▶ _Challenge_:
Work through the entries below and report how many lines include "page". The number alone is the answer.
#### Items
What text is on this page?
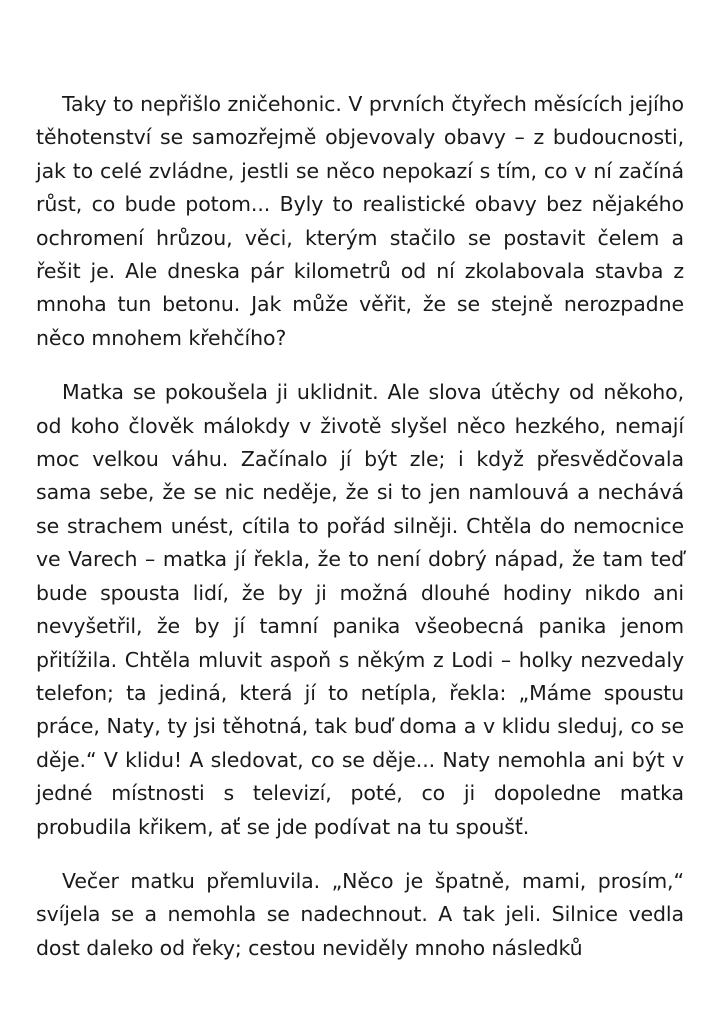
Taky to nepřišlo zničehonic. V prvních čtyřech měsících jejího těhotenství se samozřejmě objevovaly obavy – z budoucnosti, jak to celé zvládne, jestli se něco nepokazí s tím, co v ní začíná růst, co bude potom... Byly to realistické obavy bez nějakého ochromení hrůzou, věci, kterým stačilo se postavit čelem a řešit je. Ale dneska pár kilometrů od ní zkolabovala stavba z mnoha tun betonu. Jak může věřit, že se stejně nerozpadne něco mnohem křehčího?

Matka se pokoušela ji uklidnit. Ale slova útěchy od někoho, od koho člověk málokdy v životě slyšel něco hezkého, nemají moc velkou váhu. Začínalo jí být zle; i když přesvědčovala sama sebe, že se nic neděje, že si to jen namlouvá a nechává se strachem unést, cítila to pořád silněji. Chtěla do nemocnice ve Varech – matka jí řekla, že to není dobrý nápad, že tam teď bude spousta lidí, že by ji možná dlouhé hodiny nikdo ani nevyšetřil, že by jí tamní panika všeobecná panika jenom přitížila. Chtěla mluvit aspoň s někým z Lodi – holky nezvedaly telefon; ta jediná, která jí to netípla, řekla: „Máme spoustu práce, Naty, ty jsi těhotná, tak buď doma a v klidu sleduj, co se děje.“ V klidu! A sledovat, co se děje... Naty nemohla ani být v jedné místnosti s televizí, poté, co ji dopoledne matka probudila křikem, ať se jde podívat na tu spoušť.

Večer matku přemluvila. „Něco je špatně, mami, prosím,“ svíjela se a nemohla se nadechnout. A tak jeli. Silnice vedla dost daleko od řeky; cestou neviděly mnoho následků
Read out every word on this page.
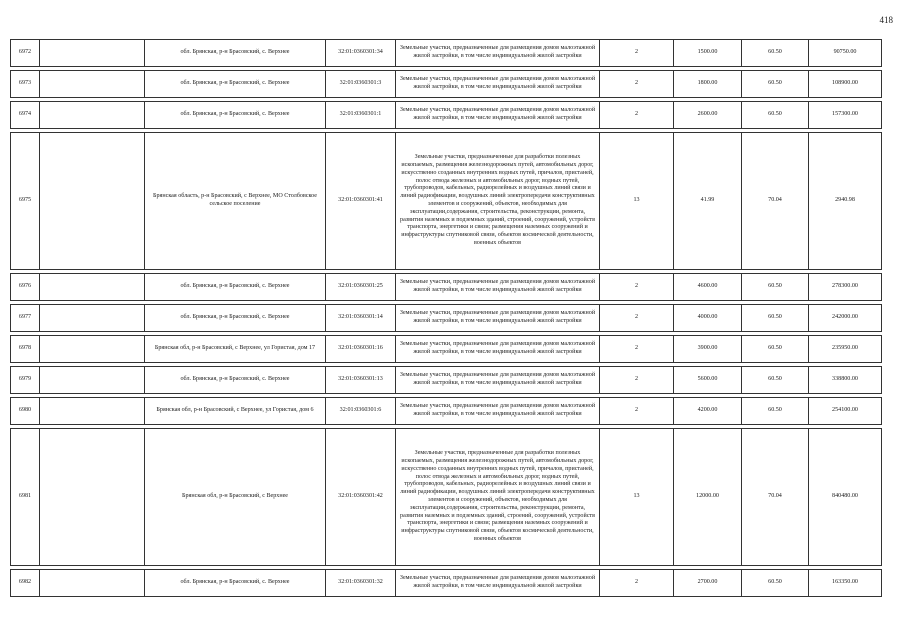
418
6972		обл. Брянская, р-н Брасовский, с. Верхнее	32:01:0360301:34	Земельные участки, предназначенные для размещения домов малоэтажной жилой застройки, в том числе индивидуальной жилой застройки	2	1500.00	60.50	90750.00

6973		обл. Брянская, р-н Брасовский, с. Верхнее	32:01:0360301:3	Земельные участки, предназначенные для размещения домов малоэтажной жилой застройки, в том числе индивидуальной жилой застройки	2	1800.00	60.50	108900.00

6974		обл. Брянская, р-н Брасовский, с. Верхнее	32:01:0360301:1	Земельные участки, предназначенные для размещения домов малоэтажной жилой застройки, в том числе индивидуальной жилой застройки	2	2600.00	60.50	157300.00

6975		Брянская область, р-н Брасовский, с Верхнее, МО Столбовское сельское поселение	32:01:0360301:41	Земельные участки, предназначенные для разработки полезных ископаемых, размещения железнодорожных путей, автомобильных дорог, искусственно созданных внутренних водных путей, причалов, пристаней, полос отвода железных и автомобильных дорог, водных путей, трубопроводов, кабельных, радиорелейных и воздушных линий связи и линий радиофикации, воздушных линий электропередачи конструктивных элементов и сооружений, объектов, необходимых для эксплуатации,содержания, строительства, реконструкции, ремонта, развития наземных и подземных зданий, строений, сооружений, устройств транспорта, энергетики и связи; размещения наземных сооружений и инфраструктуры спутниковой связи, объектов космической деятельности, военных объектов	13	41.99	70.04	2940.98

6976		обл. Брянская, р-н Брасовский, с. Верхнее	32:01:0360301:25	Земельные участки, предназначенные для размещения домов малоэтажной жилой застройки, в том числе индивидуальной жилой застройки	2	4600.00	60.50	278300.00

6977		обл. Брянская, р-н Брасовский, с. Верхнее	32:01:0360301:14	Земельные участки, предназначенные для размещения домов малоэтажной жилой застройки, в том числе индивидуальной жилой застройки	2	4000.00	60.50	242000.00

6978		Брянская обл, р-н Брасовский, с Верхнее, ул Гористая, дом 17	32:01:0360301:16	Земельные участки, предназначенные для размещения домов малоэтажной жилой застройки, в том числе индивидуальной жилой застройки	2	3900.00	60.50	235950.00

6979		обл. Брянская, р-н Брасовский, с. Верхнее	32:01:0360301:13	Земельные участки, предназначенные для размещения домов малоэтажной жилой застройки, в том числе индивидуальной жилой застройки	2	5600.00	60.50	338800.00

6980		Брянская обл, р-н Брасовский, с Верхнее, ул Гористая, дом 6	32:01:0360301:6	Земельные участки, предназначенные для размещения домов малоэтажной жилой застройки, в том числе индивидуальной жилой застройки	2	4200.00	60.50	254100.00

6981		Брянская обл, р-н Брасовский, с Верхнее	32:01:0360301:42	Земельные участки, предназначенные для разработки полезных ископаемых, размещения железнодорожных путей, автомобильных дорог, искусственно созданных внутренних водных путей, причалов, пристаней, полос отвода железных и автомобильных дорог, водных путей, трубопроводов, кабельных, радиорелейных и воздушных линий связи и линий радиофикации, воздушных линий электропередачи конструктивных элементов и сооружений, объектов, необходимых для эксплуатации,содержания, строительства, реконструкции, ремонта, развития наземных и подземных зданий, строений, сооружений, устройств транспорта, энергетики и связи; размещения наземных сооружений и инфраструктуры спутниковой связи, объектов космической деятельности, военных объектов	13	12000.00	70.04	840480.00

6982		обл. Брянская, р-н Брасовский, с. Верхнее	32:01:0360301:32	Земельные участки, предназначенные для размещения домов малоэтажной жилой застройки, в том числе индивидуальной жилой застройки	2	2700.00	60.50	163350.00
########
▶ _Solution_:
2